_Working data_.
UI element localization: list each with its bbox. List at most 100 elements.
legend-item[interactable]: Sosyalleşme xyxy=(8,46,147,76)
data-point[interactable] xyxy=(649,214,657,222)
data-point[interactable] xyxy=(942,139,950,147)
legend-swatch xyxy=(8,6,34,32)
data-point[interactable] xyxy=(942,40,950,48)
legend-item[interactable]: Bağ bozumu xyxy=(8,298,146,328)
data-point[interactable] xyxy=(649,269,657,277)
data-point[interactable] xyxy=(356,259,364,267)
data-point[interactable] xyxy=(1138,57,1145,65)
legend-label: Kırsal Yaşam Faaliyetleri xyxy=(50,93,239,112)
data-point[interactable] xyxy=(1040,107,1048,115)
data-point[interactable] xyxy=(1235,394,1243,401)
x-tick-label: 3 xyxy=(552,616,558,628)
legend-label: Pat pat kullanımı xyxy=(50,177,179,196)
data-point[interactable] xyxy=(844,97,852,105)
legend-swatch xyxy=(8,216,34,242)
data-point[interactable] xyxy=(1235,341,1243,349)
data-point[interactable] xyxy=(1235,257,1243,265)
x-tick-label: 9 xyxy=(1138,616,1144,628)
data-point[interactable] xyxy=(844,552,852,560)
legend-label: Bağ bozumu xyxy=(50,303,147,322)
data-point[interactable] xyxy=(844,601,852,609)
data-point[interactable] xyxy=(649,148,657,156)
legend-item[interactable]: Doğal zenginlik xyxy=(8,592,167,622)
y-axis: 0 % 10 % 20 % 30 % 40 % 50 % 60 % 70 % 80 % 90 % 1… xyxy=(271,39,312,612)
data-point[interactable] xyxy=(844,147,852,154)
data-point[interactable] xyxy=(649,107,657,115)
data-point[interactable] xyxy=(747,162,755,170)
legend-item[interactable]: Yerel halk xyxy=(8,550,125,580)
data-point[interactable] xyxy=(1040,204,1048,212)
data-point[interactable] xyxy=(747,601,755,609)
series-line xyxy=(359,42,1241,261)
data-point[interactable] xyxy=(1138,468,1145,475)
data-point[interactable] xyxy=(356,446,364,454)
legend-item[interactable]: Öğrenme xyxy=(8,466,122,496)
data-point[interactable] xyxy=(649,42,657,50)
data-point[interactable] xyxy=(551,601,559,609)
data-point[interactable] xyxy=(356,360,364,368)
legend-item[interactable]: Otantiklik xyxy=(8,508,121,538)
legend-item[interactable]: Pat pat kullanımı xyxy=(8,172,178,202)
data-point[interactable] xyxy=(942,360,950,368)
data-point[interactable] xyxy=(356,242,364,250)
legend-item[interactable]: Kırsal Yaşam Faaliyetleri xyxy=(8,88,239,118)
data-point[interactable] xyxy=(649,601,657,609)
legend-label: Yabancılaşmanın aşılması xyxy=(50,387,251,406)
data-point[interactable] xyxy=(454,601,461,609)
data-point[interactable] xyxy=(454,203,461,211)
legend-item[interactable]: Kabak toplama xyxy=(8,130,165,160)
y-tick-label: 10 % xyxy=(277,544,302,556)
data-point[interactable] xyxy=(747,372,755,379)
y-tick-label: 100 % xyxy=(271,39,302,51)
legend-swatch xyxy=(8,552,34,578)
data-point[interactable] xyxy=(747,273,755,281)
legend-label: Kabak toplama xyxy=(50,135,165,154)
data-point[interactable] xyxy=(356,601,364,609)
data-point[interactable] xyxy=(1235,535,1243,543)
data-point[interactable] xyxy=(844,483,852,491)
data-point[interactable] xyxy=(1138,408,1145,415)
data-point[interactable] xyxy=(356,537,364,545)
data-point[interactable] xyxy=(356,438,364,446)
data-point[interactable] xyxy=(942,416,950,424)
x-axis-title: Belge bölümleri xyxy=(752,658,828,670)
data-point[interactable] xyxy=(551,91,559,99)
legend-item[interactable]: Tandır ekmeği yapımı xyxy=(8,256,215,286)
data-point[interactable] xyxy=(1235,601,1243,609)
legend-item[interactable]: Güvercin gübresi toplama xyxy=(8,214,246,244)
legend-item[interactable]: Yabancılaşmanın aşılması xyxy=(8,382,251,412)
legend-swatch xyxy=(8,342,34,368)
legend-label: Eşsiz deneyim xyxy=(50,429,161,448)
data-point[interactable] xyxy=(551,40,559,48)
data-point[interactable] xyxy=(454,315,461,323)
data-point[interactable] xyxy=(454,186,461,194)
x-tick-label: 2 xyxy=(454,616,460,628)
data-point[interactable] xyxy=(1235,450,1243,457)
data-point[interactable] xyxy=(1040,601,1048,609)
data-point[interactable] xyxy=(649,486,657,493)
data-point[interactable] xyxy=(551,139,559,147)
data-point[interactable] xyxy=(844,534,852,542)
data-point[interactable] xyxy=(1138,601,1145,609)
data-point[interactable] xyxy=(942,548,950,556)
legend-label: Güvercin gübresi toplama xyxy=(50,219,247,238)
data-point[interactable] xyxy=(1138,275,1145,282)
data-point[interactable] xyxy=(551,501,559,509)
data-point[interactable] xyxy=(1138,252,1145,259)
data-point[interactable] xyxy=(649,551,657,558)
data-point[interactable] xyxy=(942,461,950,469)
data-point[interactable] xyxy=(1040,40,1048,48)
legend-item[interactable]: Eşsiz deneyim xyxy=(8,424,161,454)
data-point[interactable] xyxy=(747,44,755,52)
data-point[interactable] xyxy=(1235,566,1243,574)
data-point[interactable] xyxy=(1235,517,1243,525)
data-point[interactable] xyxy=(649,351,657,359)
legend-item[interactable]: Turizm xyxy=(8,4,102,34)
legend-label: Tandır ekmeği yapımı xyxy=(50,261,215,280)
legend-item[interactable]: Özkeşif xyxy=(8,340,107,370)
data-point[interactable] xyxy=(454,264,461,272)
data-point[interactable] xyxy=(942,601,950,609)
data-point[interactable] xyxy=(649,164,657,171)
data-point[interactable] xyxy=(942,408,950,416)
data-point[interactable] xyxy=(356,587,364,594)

_Task instructions_. Copy out all of the lines above word for word.

_Exercise output_.
UI element localization: list each with its bbox. List at most 100 elements.
legend-item[interactable]: Sosyalleşme xyxy=(8,46,147,76)
data-point[interactable] xyxy=(649,214,657,222)
data-point[interactable] xyxy=(942,139,950,147)
legend-swatch xyxy=(8,6,34,32)
data-point[interactable] xyxy=(942,40,950,48)
legend-item[interactable]: Bağ bozumu xyxy=(8,298,146,328)
data-point[interactable] xyxy=(649,269,657,277)
data-point[interactable] xyxy=(356,259,364,267)
data-point[interactable] xyxy=(1138,57,1145,65)
legend-label: Kırsal Yaşam Faaliyetleri xyxy=(50,93,239,112)
data-point[interactable] xyxy=(1040,107,1048,115)
data-point[interactable] xyxy=(1235,394,1243,401)
x-tick-label: 3 xyxy=(552,616,558,628)
legend-label: Pat pat kullanımı xyxy=(50,177,179,196)
data-point[interactable] xyxy=(844,97,852,105)
legend-swatch xyxy=(8,216,34,242)
data-point[interactable] xyxy=(1235,341,1243,349)
data-point[interactable] xyxy=(1235,257,1243,265)
x-tick-label: 9 xyxy=(1138,616,1144,628)
data-point[interactable] xyxy=(844,552,852,560)
legend-label: Bağ bozumu xyxy=(50,303,147,322)
data-point[interactable] xyxy=(844,601,852,609)
data-point[interactable] xyxy=(649,148,657,156)
legend-item[interactable]: Doğal zenginlik xyxy=(8,592,167,622)
y-axis: 0 % 10 % 20 % 30 % 40 % 50 % 60 % 70 % 80 % 90 % 1… xyxy=(271,39,312,612)
data-point[interactable] xyxy=(844,147,852,154)
data-point[interactable] xyxy=(649,107,657,115)
data-point[interactable] xyxy=(747,162,755,170)
legend-item[interactable]: Yerel halk xyxy=(8,550,125,580)
data-point[interactable] xyxy=(1040,204,1048,212)
data-point[interactable] xyxy=(747,601,755,609)
series-line xyxy=(359,42,1241,261)
data-point[interactable] xyxy=(1138,468,1145,475)
data-point[interactable] xyxy=(356,446,364,454)
legend-item[interactable]: Öğrenme xyxy=(8,466,122,496)
data-point[interactable] xyxy=(649,42,657,50)
data-point[interactable] xyxy=(551,601,559,609)
data-point[interactable] xyxy=(356,360,364,368)
legend-item[interactable]: Otantiklik xyxy=(8,508,121,538)
legend-item[interactable]: Pat pat kullanımı xyxy=(8,172,178,202)
data-point[interactable] xyxy=(942,360,950,368)
data-point[interactable] xyxy=(356,242,364,250)
legend-item[interactable]: Kırsal Yaşam Faaliyetleri xyxy=(8,88,239,118)
data-point[interactable] xyxy=(649,601,657,609)
legend-label: Yabancılaşmanın aşılması xyxy=(50,387,251,406)
data-point[interactable] xyxy=(454,601,461,609)
data-point[interactable] xyxy=(454,203,461,211)
legend-item[interactable]: Kabak toplama xyxy=(8,130,165,160)
y-tick-label: 10 % xyxy=(277,544,302,556)
data-point[interactable] xyxy=(747,372,755,379)
y-tick-label: 100 % xyxy=(271,39,302,51)
legend-swatch xyxy=(8,552,34,578)
data-point[interactable] xyxy=(747,273,755,281)
legend-label: Kabak toplama xyxy=(50,135,165,154)
data-point[interactable] xyxy=(356,601,364,609)
data-point[interactable] xyxy=(1235,535,1243,543)
data-point[interactable] xyxy=(844,483,852,491)
data-point[interactable] xyxy=(1138,408,1145,415)
data-point[interactable] xyxy=(356,537,364,545)
data-point[interactable] xyxy=(356,438,364,446)
data-point[interactable] xyxy=(942,416,950,424)
x-axis-title: Belge bölümleri xyxy=(752,658,828,670)
data-point[interactable] xyxy=(551,91,559,99)
legend-item[interactable]: Tandır ekmeği yapımı xyxy=(8,256,215,286)
data-point[interactable] xyxy=(1235,601,1243,609)
legend-item[interactable]: Güvercin gübresi toplama xyxy=(8,214,246,244)
legend-item[interactable]: Yabancılaşmanın aşılması xyxy=(8,382,251,412)
legend-swatch xyxy=(8,342,34,368)
legend-label: Eşsiz deneyim xyxy=(50,429,161,448)
data-point[interactable] xyxy=(551,40,559,48)
data-point[interactable] xyxy=(454,315,461,323)
data-point[interactable] xyxy=(454,186,461,194)
x-tick-label: 2 xyxy=(454,616,460,628)
data-point[interactable] xyxy=(1235,450,1243,457)
data-point[interactable] xyxy=(1040,601,1048,609)
data-point[interactable] xyxy=(649,486,657,493)
data-point[interactable] xyxy=(551,139,559,147)
data-point[interactable] xyxy=(844,534,852,542)
data-point[interactable] xyxy=(1138,601,1145,609)
data-point[interactable] xyxy=(942,548,950,556)
legend-label: Güvercin gübresi toplama xyxy=(50,219,247,238)
data-point[interactable] xyxy=(1138,275,1145,282)
data-point[interactable] xyxy=(551,501,559,509)
data-point[interactable] xyxy=(1138,252,1145,259)
data-point[interactable] xyxy=(649,551,657,558)
data-point[interactable] xyxy=(942,461,950,469)
data-point[interactable] xyxy=(1040,40,1048,48)
legend-item[interactable]: Eşsiz deneyim xyxy=(8,424,161,454)
data-point[interactable] xyxy=(747,44,755,52)
data-point[interactable] xyxy=(1235,566,1243,574)
data-point[interactable] xyxy=(1235,517,1243,525)
data-point[interactable] xyxy=(649,351,657,359)
legend-item[interactable]: Turizm xyxy=(8,4,102,34)
legend-label: Tandır ekmeği yapımı xyxy=(50,261,215,280)
legend-item[interactable]: Özkeşif xyxy=(8,340,107,370)
data-point[interactable] xyxy=(454,264,461,272)
data-point[interactable] xyxy=(942,601,950,609)
data-point[interactable] xyxy=(649,164,657,171)
data-point[interactable] xyxy=(942,408,950,416)
data-point[interactable] xyxy=(356,587,364,594)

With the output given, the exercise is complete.